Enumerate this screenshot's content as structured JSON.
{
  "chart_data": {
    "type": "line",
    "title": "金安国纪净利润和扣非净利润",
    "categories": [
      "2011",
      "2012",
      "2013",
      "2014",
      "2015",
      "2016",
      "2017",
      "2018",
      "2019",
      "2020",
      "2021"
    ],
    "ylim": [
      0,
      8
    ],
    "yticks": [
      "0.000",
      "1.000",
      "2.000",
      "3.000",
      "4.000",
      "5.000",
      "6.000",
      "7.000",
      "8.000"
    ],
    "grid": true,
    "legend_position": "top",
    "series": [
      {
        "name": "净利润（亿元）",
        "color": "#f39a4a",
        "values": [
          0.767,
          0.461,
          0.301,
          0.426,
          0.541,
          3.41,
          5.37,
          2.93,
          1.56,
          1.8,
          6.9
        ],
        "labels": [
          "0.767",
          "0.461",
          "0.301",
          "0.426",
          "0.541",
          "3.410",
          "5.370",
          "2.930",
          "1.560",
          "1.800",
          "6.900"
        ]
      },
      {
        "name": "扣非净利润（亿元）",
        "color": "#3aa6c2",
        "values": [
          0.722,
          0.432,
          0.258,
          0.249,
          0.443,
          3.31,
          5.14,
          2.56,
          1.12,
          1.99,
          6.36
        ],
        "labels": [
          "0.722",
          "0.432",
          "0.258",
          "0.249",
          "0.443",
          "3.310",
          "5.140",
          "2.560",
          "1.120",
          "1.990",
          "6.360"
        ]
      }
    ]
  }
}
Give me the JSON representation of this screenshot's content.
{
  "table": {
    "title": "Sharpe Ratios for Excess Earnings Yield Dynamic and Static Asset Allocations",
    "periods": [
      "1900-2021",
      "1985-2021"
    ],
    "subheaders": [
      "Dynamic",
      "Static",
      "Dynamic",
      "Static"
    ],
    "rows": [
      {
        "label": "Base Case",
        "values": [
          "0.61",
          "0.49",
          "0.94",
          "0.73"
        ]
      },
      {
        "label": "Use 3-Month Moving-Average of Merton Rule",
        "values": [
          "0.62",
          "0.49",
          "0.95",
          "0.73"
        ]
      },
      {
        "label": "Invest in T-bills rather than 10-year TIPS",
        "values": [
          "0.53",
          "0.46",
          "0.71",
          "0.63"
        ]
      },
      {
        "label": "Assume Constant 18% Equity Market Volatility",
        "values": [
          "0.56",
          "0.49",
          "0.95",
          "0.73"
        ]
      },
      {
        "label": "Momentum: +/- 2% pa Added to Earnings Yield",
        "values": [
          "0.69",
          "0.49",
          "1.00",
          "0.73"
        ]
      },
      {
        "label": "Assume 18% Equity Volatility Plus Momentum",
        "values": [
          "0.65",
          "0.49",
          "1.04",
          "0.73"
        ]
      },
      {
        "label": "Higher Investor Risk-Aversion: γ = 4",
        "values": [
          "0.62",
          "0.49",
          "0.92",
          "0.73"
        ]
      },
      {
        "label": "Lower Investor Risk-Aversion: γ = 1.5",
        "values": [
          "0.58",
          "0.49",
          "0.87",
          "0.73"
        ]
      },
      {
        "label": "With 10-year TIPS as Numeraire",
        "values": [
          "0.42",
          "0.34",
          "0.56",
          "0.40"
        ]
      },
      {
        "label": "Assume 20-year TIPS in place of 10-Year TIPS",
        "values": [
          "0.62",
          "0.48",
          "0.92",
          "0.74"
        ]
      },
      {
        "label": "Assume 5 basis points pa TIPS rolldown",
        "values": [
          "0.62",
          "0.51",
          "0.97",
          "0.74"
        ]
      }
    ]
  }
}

- _AIM OF THE EXERCISE_
Write out the whole listing exactly.

- _OUTPUT BELOW_
Enumerate this screenshot's content as structured JSON.
{
  "chart_data": {
    "type": "line",
    "title": "金安国纪净利润和扣非净利润",
    "categories": [
      "2011",
      "2012",
      "2013",
      "2014",
      "2015",
      "2016",
      "2017",
      "2018",
      "2019",
      "2020",
      "2021"
    ],
    "ylim": [
      0,
      8
    ],
    "yticks": [
      "0.000",
      "1.000",
      "2.000",
      "3.000",
      "4.000",
      "5.000",
      "6.000",
      "7.000",
      "8.000"
    ],
    "grid": true,
    "legend_position": "top",
    "series": [
      {
        "name": "净利润（亿元）",
        "color": "#f39a4a",
        "values": [
          0.767,
          0.461,
          0.301,
          0.426,
          0.541,
          3.41,
          5.37,
          2.93,
          1.56,
          1.8,
          6.9
        ],
        "labels": [
          "0.767",
          "0.461",
          "0.301",
          "0.426",
          "0.541",
          "3.410",
          "5.370",
          "2.930",
          "1.560",
          "1.800",
          "6.900"
        ]
      },
      {
        "name": "扣非净利润（亿元）",
        "color": "#3aa6c2",
        "values": [
          0.722,
          0.432,
          0.258,
          0.249,
          0.443,
          3.31,
          5.14,
          2.56,
          1.12,
          1.99,
          6.36
        ],
        "labels": [
          "0.722",
          "0.432",
          "0.258",
          "0.249",
          "0.443",
          "3.310",
          "5.140",
          "2.560",
          "1.120",
          "1.990",
          "6.360"
        ]
      }
    ]
  }
}
Give me the JSON representation of this screenshot's content.
{
  "table": {
    "title": "Sharpe Ratios for Excess Earnings Yield Dynamic and Static Asset Allocations",
    "periods": [
      "1900-2021",
      "1985-2021"
    ],
    "subheaders": [
      "Dynamic",
      "Static",
      "Dynamic",
      "Static"
    ],
    "rows": [
      {
        "label": "Base Case",
        "values": [
          "0.61",
          "0.49",
          "0.94",
          "0.73"
        ]
      },
      {
        "label": "Use 3-Month Moving-Average of Merton Rule",
        "values": [
          "0.62",
          "0.49",
          "0.95",
          "0.73"
        ]
      },
      {
        "label": "Invest in T-bills rather than 10-year TIPS",
        "values": [
          "0.53",
          "0.46",
          "0.71",
          "0.63"
        ]
      },
      {
        "label": "Assume Constant 18% Equity Market Volatility",
        "values": [
          "0.56",
          "0.49",
          "0.95",
          "0.73"
        ]
      },
      {
        "label": "Momentum: +/- 2% pa Added to Earnings Yield",
        "values": [
          "0.69",
          "0.49",
          "1.00",
          "0.73"
        ]
      },
      {
        "label": "Assume 18% Equity Volatility Plus Momentum",
        "values": [
          "0.65",
          "0.49",
          "1.04",
          "0.73"
        ]
      },
      {
        "label": "Higher Investor Risk-Aversion: γ = 4",
        "values": [
          "0.62",
          "0.49",
          "0.92",
          "0.73"
        ]
      },
      {
        "label": "Lower Investor Risk-Aversion: γ = 1.5",
        "values": [
          "0.58",
          "0.49",
          "0.87",
          "0.73"
        ]
      },
      {
        "label": "With 10-year TIPS as Numeraire",
        "values": [
          "0.42",
          "0.34",
          "0.56",
          "0.40"
        ]
      },
      {
        "label": "Assume 20-year TIPS in place of 10-Year TIPS",
        "values": [
          "0.62",
          "0.48",
          "0.92",
          "0.74"
        ]
      },
      {
        "label": "Assume 5 basis points pa TIPS rolldown",
        "values": [
          "0.62",
          "0.51",
          "0.97",
          "0.74"
        ]
      }
    ]
  }
}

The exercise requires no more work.